- TASK GOAL
Output the entries word for word. Omit images.

━━━━━ PROVIDED MATERIAL

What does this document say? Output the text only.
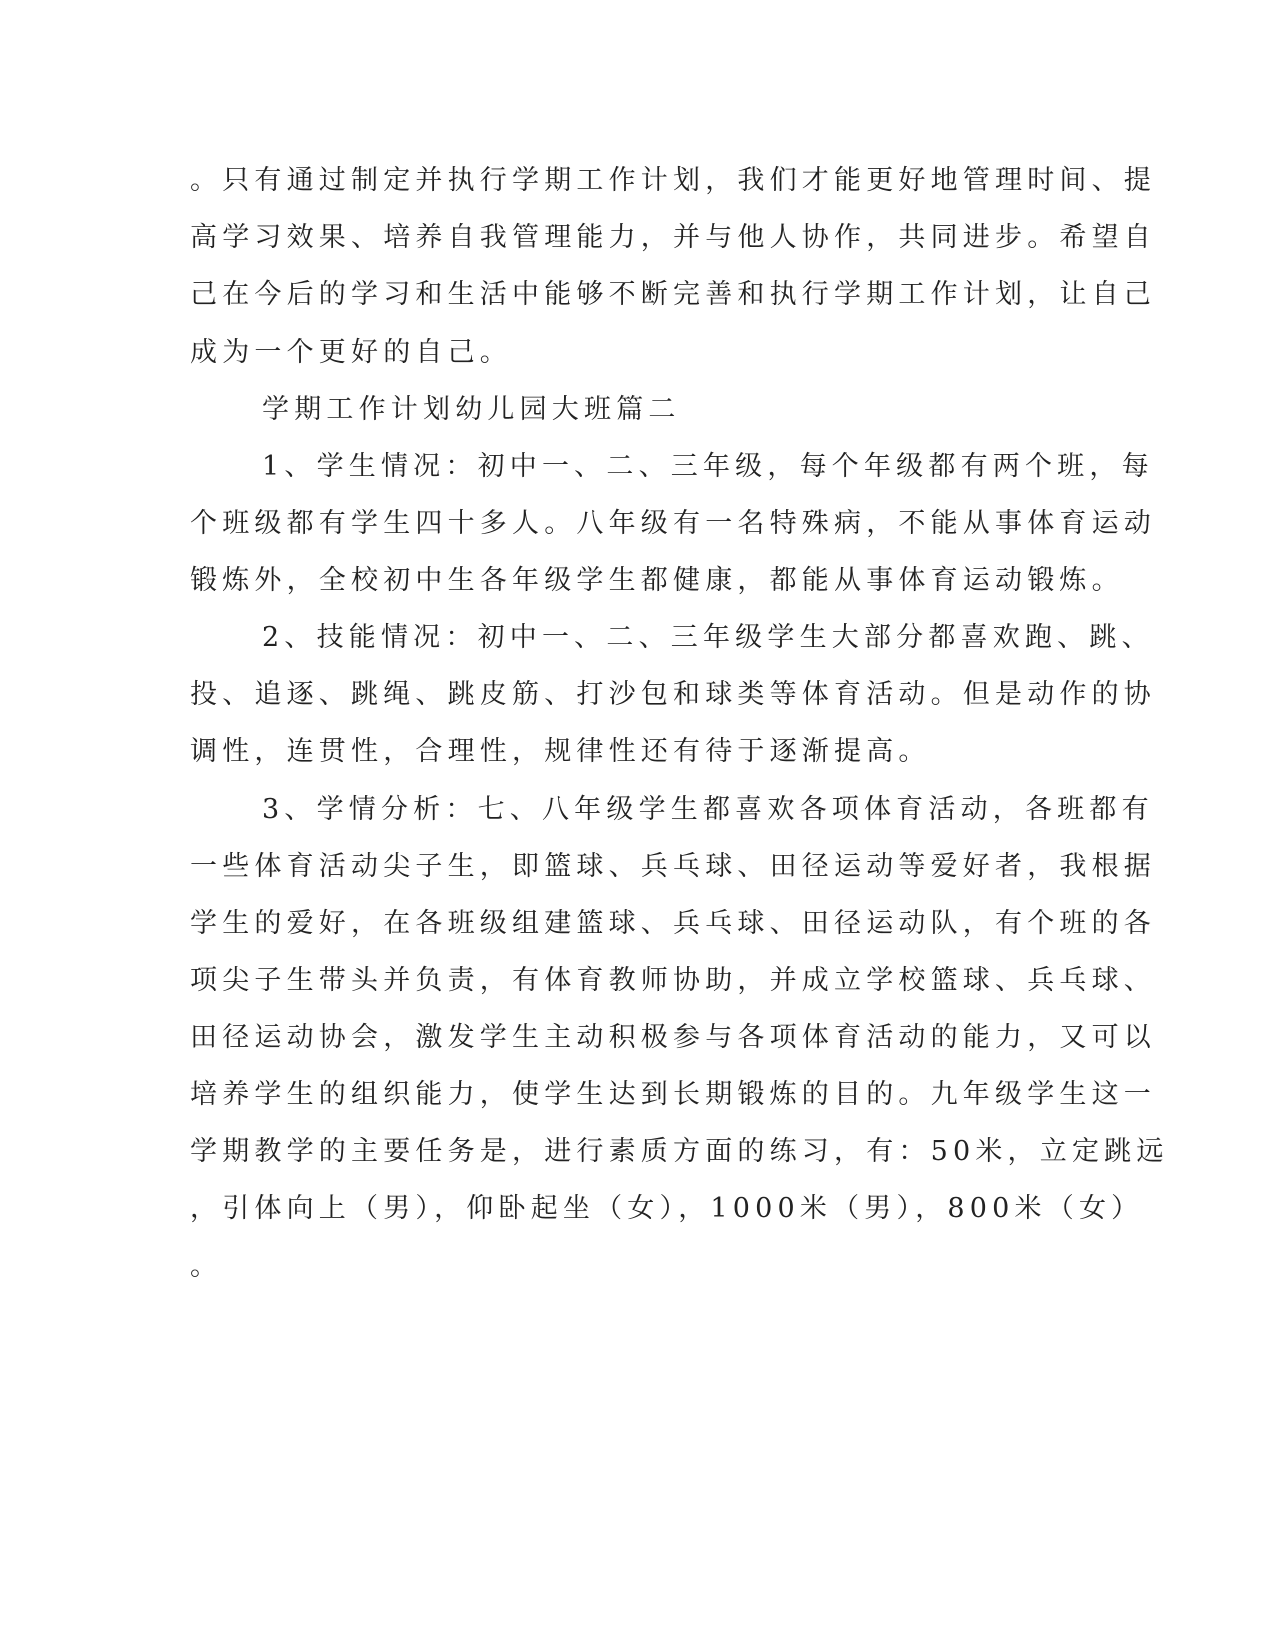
。只有通过制定并执行学期工作计划，我们才能更好地管理时间、提
高学习效果、培养自我管理能力，并与他人协作，共同进步。希望自
己在今后的学习和生活中能够不断完善和执行学期工作计划，让自己
成为一个更好的自己。
学期工作计划幼儿园大班篇二
1、学生情况：初中一、二、三年级，每个年级都有两个班，每
个班级都有学生四十多人。八年级有一名特殊病，不能从事体育运动
锻炼外，全校初中生各年级学生都健康，都能从事体育运动锻炼。
2、技能情况：初中一、二、三年级学生大部分都喜欢跑、跳、
投、追逐、跳绳、跳皮筋、打沙包和球类等体育活动。但是动作的协
调性，连贯性，合理性，规律性还有待于逐渐提高。
3、学情分析：七、八年级学生都喜欢各项体育活动，各班都有
一些体育活动尖子生，即篮球、兵乓球、田径运动等爱好者，我根据
学生的爱好，在各班级组建篮球、兵乓球、田径运动队，有个班的各
项尖子生带头并负责，有体育教师协助，并成立学校篮球、兵乓球、
田径运动协会，激发学生主动积极参与各项体育活动的能力，又可以
培养学生的组织能力，使学生达到长期锻炼的目的。九年级学生这一
学期教学的主要任务是，进行素质方面的练习，有：50米，立定跳远
，引体向上（男），仰卧起坐（女），1000米（男），800米（女）
。
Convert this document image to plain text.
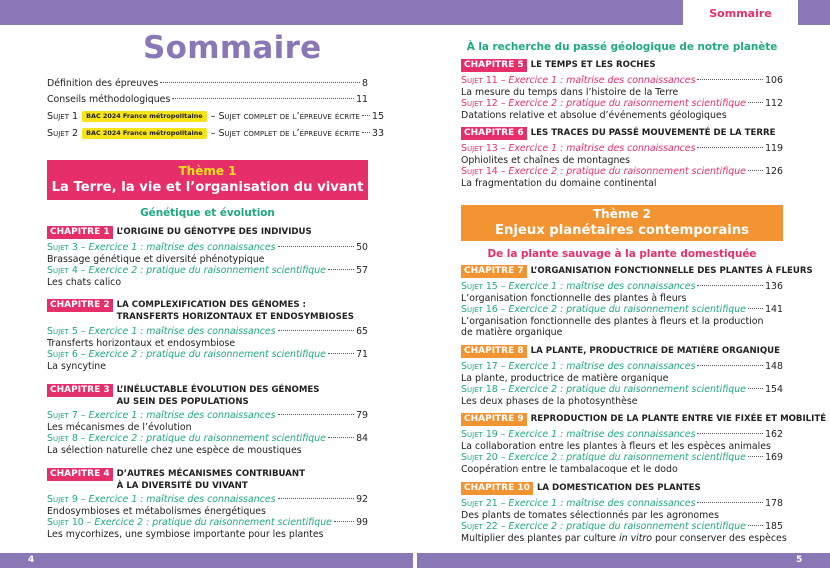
Sommaire
4	5
Sommaire
Définition des épreuves	8
Conseils méthodologiques	11
Sujet 1 BAC 2024 France métropolitaine – Sujet complet de l’épreuve écrite 15
Sujet 2 BAC 2024 France métropolitaine – Sujet complet de l’épreuve écrite 33
Thème 1
La Terre, la vie et l’organisation du vivant
Génétique et évolution
CHAPITRE 1 L’ORIGINE DU GÉNOTYPE DES INDIVIDUS
Sujet 3 – Exercice 1 : maîtrise des connaissances	50
Brassage génétique et diversité phénotypique
Sujet 4 – Exercice 2 : pratique du raisonnement scientifique	57
Les chats calico
CHAPITRE 2 LA COMPLEXIFICATION DES GÉNOMES :
TRANSFERTS HORIZONTAUX ET ENDOSYMBIOSES
Sujet 5 – Exercice 1 : maîtrise des connaissances	65
Transferts horizontaux et endosymbiose
Sujet 6 – Exercice 2 : pratique du raisonnement scientifique	71
La syncytine
CHAPITRE 3 L’INÉLUCTABLE ÉVOLUTION DES GÉNOMES
AU SEIN DES POPULATIONS
Sujet 7 – Exercice 1 : maîtrise des connaissances	79
Les mécanismes de l’évolution
Sujet 8 – Exercice 2 : pratique du raisonnement scientifique	84
La sélection naturelle chez une espèce de moustiques
CHAPITRE 4 D’AUTRES MÉCANISMES CONTRIBUANT
À LA DIVERSITÉ DU VIVANT
Sujet 9 – Exercice 1 : maîtrise des connaissances	92
Endosymbioses et métabolismes énergétiques
Sujet 10 – Exercice 2 : pratique du raisonnement scientifique	99
Les mycorhizes, une symbiose importante pour les plantes
À la recherche du passé géologique de notre planète
CHAPITRE 5 LE TEMPS ET LES ROCHES
Sujet 11 – Exercice 1 : maîtrise des connaissances	106
La mesure du temps dans l’histoire de la Terre
Sujet 12 – Exercice 2 : pratique du raisonnement scientifique 112
Datations relative et absolue d’événements géologiques
CHAPITRE 6 LES TRACES DU PASSÉ MOUVEMENTÉ DE LA TERRE
Sujet 13 – Exercice 1 : maîtrise des connaissances	119
Ophiolites et chaînes de montagnes
Sujet 14 – Exercice 2 : pratique du raisonnement scientifique 126
La fragmentation du domaine continental
Thème 2
Enjeux planétaires contemporains
De la plante sauvage à la plante domestiquée
CHAPITRE 7 L’ORGANISATION FONCTIONNELLE DES PLANTES À FLEURS
Sujet 15 – Exercice 1 : maîtrise des connaissances	136
L’organisation fonctionnelle des plantes à fleurs
Sujet 16 – Exercice 2 : pratique du raisonnement scientifique 141
L’organisation fonctionnelle des plantes à fleurs et la production
de matière organique
CHAPITRE 8 LA PLANTE, PRODUCTRICE DE MATIÈRE ORGANIQUE
Sujet 17 – Exercice 1 : maîtrise des connaissances	148
La plante, productrice de matière organique
Sujet 18 – Exercice 2 : pratique du raisonnement scientifique 154
Les deux phases de la photosynthèse
CHAPITRE 9 REPRODUCTION DE LA PLANTE ENTRE VIE FIXÉE ET MOBILITÉ
Sujet 19 – Exercice 1 : maîtrise des connaissances	162
La collaboration entre les plantes à fleurs et les espèces animales
Sujet 20 – Exercice 2 : pratique du raisonnement scientifique 169
Coopération entre le tambalacoque et le dodo
CHAPITRE 10 LA DOMESTICATION DES PLANTES
Sujet 21 – Exercice 1 : maîtrise des connaissances	178
Des plants de tomates sélectionnés par les agronomes
Sujet 22 – Exercice 2 : pratique du raisonnement scientifique 185
Multiplier des plantes par culture in vitro pour conserver des espèces
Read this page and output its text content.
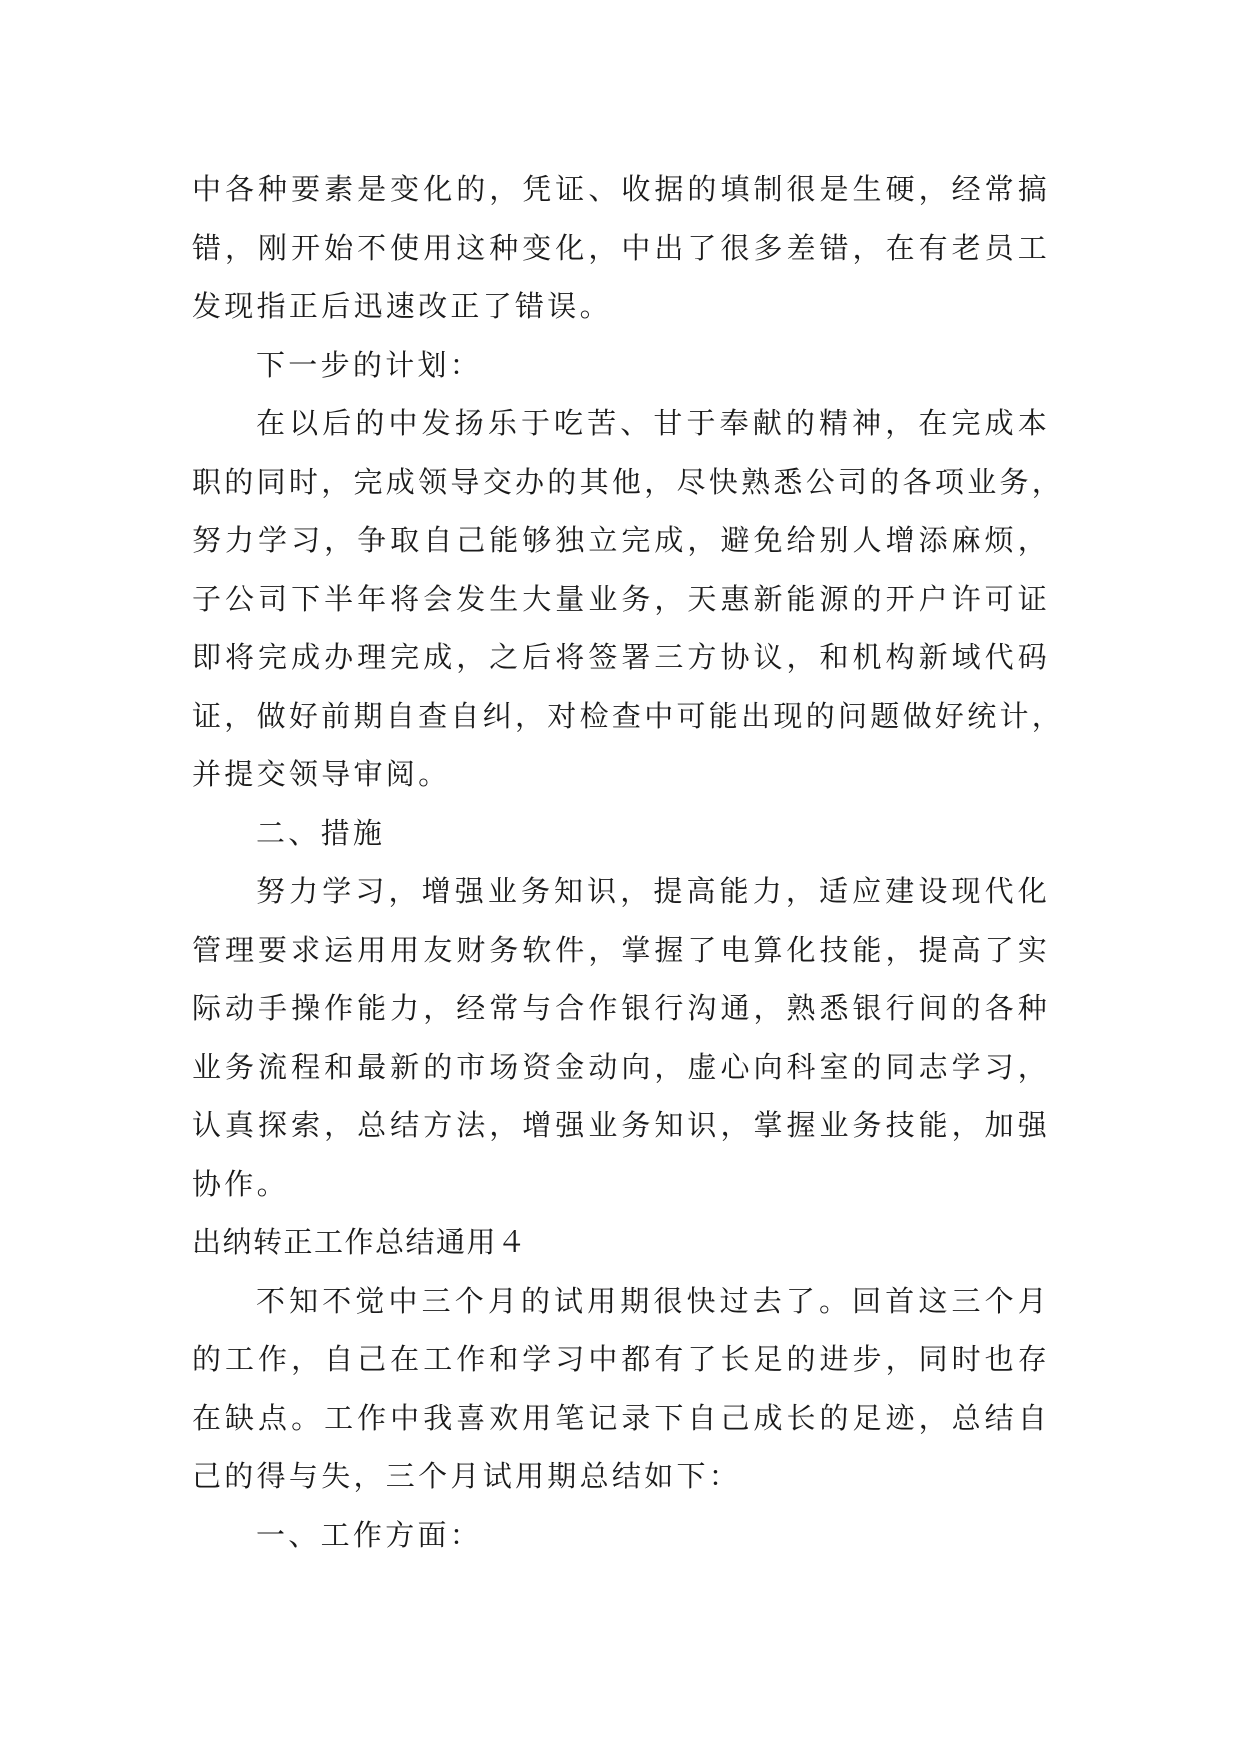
中各种要素是变化的，凭证、收据的填制很是生硬，经常搞
错，刚开始不使用这种变化，中出了很多差错，在有老员工
发现指正后迅速改正了错误。
下一步的计划：
在以后的中发扬乐于吃苦、甘于奉献的精神，在完成本
职的同时，完成领导交办的其他，尽快熟悉公司的各项业务，
努力学习，争取自己能够独立完成，避免给别人增添麻烦，
子公司下半年将会发生大量业务，天惠新能源的开户许可证
即将完成办理完成，之后将签署三方协议，和机构新域代码
证，做好前期自查自纠，对检查中可能出现的问题做好统计，
并提交领导审阅。
二、措施
努力学习，增强业务知识，提高能力，适应建设现代化
管理要求运用用友财务软件，掌握了电算化技能，提高了实
际动手操作能力，经常与合作银行沟通，熟悉银行间的各种
业务流程和最新的市场资金动向，虚心向科室的同志学习，
认真探索，总结方法，增强业务知识，掌握业务技能，加强
协作。
出纳转正工作总结通用４
不知不觉中三个月的试用期很快过去了。回首这三个月
的工作，自己在工作和学习中都有了长足的进步，同时也存
在缺点。工作中我喜欢用笔记录下自己成长的足迹，总结自
己的得与失，三个月试用期总结如下：
一、工作方面：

━━━━━━━━━━

- WRITTEN RESPONSE
What does this document say? Output the text only.
。只有通过制定并执行学期工作计划，我们才能更好地管理时间、提
高学习效果、培养自我管理能力，并与他人协作，共同进步。希望自
己在今后的学习和生活中能够不断完善和执行学期工作计划，让自己
成为一个更好的自己。
学期工作计划幼儿园大班篇二
1、学生情况：初中一、二、三年级，每个年级都有两个班，每
个班级都有学生四十多人。八年级有一名特殊病，不能从事体育运动
锻炼外，全校初中生各年级学生都健康，都能从事体育运动锻炼。
2、技能情况：初中一、二、三年级学生大部分都喜欢跑、跳、
投、追逐、跳绳、跳皮筋、打沙包和球类等体育活动。但是动作的协
调性，连贯性，合理性，规律性还有待于逐渐提高。
3、学情分析：七、八年级学生都喜欢各项体育活动，各班都有
一些体育活动尖子生，即篮球、兵乓球、田径运动等爱好者，我根据
学生的爱好，在各班级组建篮球、兵乓球、田径运动队，有个班的各
项尖子生带头并负责，有体育教师协助，并成立学校篮球、兵乓球、
田径运动协会，激发学生主动积极参与各项体育活动的能力，又可以
培养学生的组织能力，使学生达到长期锻炼的目的。九年级学生这一
学期教学的主要任务是，进行素质方面的练习，有：50米，立定跳远
，引体向上（男），仰卧起坐（女），1000米（男），800米（女）
。
Convert this document image to plain text.
Sommaire
4	5
Sommaire
Définition des épreuves	8
Conseils méthodologiques	11
Sujet 1 BAC 2024 France métropolitaine – Sujet complet de l’épreuve écrite 15
Sujet 2 BAC 2024 France métropolitaine – Sujet complet de l’épreuve écrite 33
Thème 1
La Terre, la vie et l’organisation du vivant
Génétique et évolution
CHAPITRE 1 L’ORIGINE DU GÉNOTYPE DES INDIVIDUS
Sujet 3 – Exercice 1 : maîtrise des connaissances	50
Brassage génétique et diversité phénotypique
Sujet 4 – Exercice 2 : pratique du raisonnement scientifique	57
Les chats calico
CHAPITRE 2 LA COMPLEXIFICATION DES GÉNOMES :
TRANSFERTS HORIZONTAUX ET ENDOSYMBIOSES
Sujet 5 – Exercice 1 : maîtrise des connaissances	65
Transferts horizontaux et endosymbiose
Sujet 6 – Exercice 2 : pratique du raisonnement scientifique	71
La syncytine
CHAPITRE 3 L’INÉLUCTABLE ÉVOLUTION DES GÉNOMES
AU SEIN DES POPULATIONS
Sujet 7 – Exercice 1 : maîtrise des connaissances	79
Les mécanismes de l’évolution
Sujet 8 – Exercice 2 : pratique du raisonnement scientifique	84
La sélection naturelle chez une espèce de moustiques
CHAPITRE 4 D’AUTRES MÉCANISMES CONTRIBUANT
À LA DIVERSITÉ DU VIVANT
Sujet 9 – Exercice 1 : maîtrise des connaissances	92
Endosymbioses et métabolismes énergétiques
Sujet 10 – Exercice 2 : pratique du raisonnement scientifique	99
Les mycorhizes, une symbiose importante pour les plantes
À la recherche du passé géologique de notre planète
CHAPITRE 5 LE TEMPS ET LES ROCHES
Sujet 11 – Exercice 1 : maîtrise des connaissances	106
La mesure du temps dans l’histoire de la Terre
Sujet 12 – Exercice 2 : pratique du raisonnement scientifique 112
Datations relative et absolue d’événements géologiques
CHAPITRE 6 LES TRACES DU PASSÉ MOUVEMENTÉ DE LA TERRE
Sujet 13 – Exercice 1 : maîtrise des connaissances	119
Ophiolites et chaînes de montagnes
Sujet 14 – Exercice 2 : pratique du raisonnement scientifique 126
La fragmentation du domaine continental
Thème 2
Enjeux planétaires contemporains
De la plante sauvage à la plante domestiquée
CHAPITRE 7 L’ORGANISATION FONCTIONNELLE DES PLANTES À FLEURS
Sujet 15 – Exercice 1 : maîtrise des connaissances	136
L’organisation fonctionnelle des plantes à fleurs
Sujet 16 – Exercice 2 : pratique du raisonnement scientifique 141
L’organisation fonctionnelle des plantes à fleurs et la production
de matière organique
CHAPITRE 8 LA PLANTE, PRODUCTRICE DE MATIÈRE ORGANIQUE
Sujet 17 – Exercice 1 : maîtrise des connaissances	148
La plante, productrice de matière organique
Sujet 18 – Exercice 2 : pratique du raisonnement scientifique 154
Les deux phases de la photosynthèse
CHAPITRE 9 REPRODUCTION DE LA PLANTE ENTRE VIE FIXÉE ET MOBILITÉ
Sujet 19 – Exercice 1 : maîtrise des connaissances	162
La collaboration entre les plantes à fleurs et les espèces animales
Sujet 20 – Exercice 2 : pratique du raisonnement scientifique 169
Coopération entre le tambalacoque et le dodo
CHAPITRE 10 LA DOMESTICATION DES PLANTES
Sujet 21 – Exercice 1 : maîtrise des connaissances	178
Des plants de tomates sélectionnés par les agronomes
Sujet 22 – Exercice 2 : pratique du raisonnement scientifique 185
Multiplier des plantes par culture in vitro pour conserver des espèces
Read this page and output its text content.
中各种要素是变化的，凭证、收据的填制很是生硬，经常搞
错，刚开始不使用这种变化，中出了很多差错，在有老员工
发现指正后迅速改正了错误。
下一步的计划：
在以后的中发扬乐于吃苦、甘于奉献的精神，在完成本
职的同时，完成领导交办的其他，尽快熟悉公司的各项业务，
努力学习，争取自己能够独立完成，避免给别人增添麻烦，
子公司下半年将会发生大量业务，天惠新能源的开户许可证
即将完成办理完成，之后将签署三方协议，和机构新域代码
证，做好前期自查自纠，对检查中可能出现的问题做好统计，
并提交领导审阅。
二、措施
努力学习，增强业务知识，提高能力，适应建设现代化
管理要求运用用友财务软件，掌握了电算化技能，提高了实
际动手操作能力，经常与合作银行沟通，熟悉银行间的各种
业务流程和最新的市场资金动向，虚心向科室的同志学习，
认真探索，总结方法，增强业务知识，掌握业务技能，加强
协作。
出纳转正工作总结通用４
不知不觉中三个月的试用期很快过去了。回首这三个月
的工作，自己在工作和学习中都有了长足的进步，同时也存
在缺点。工作中我喜欢用笔记录下自己成长的足迹，总结自
己的得与失，三个月试用期总结如下：
一、工作方面：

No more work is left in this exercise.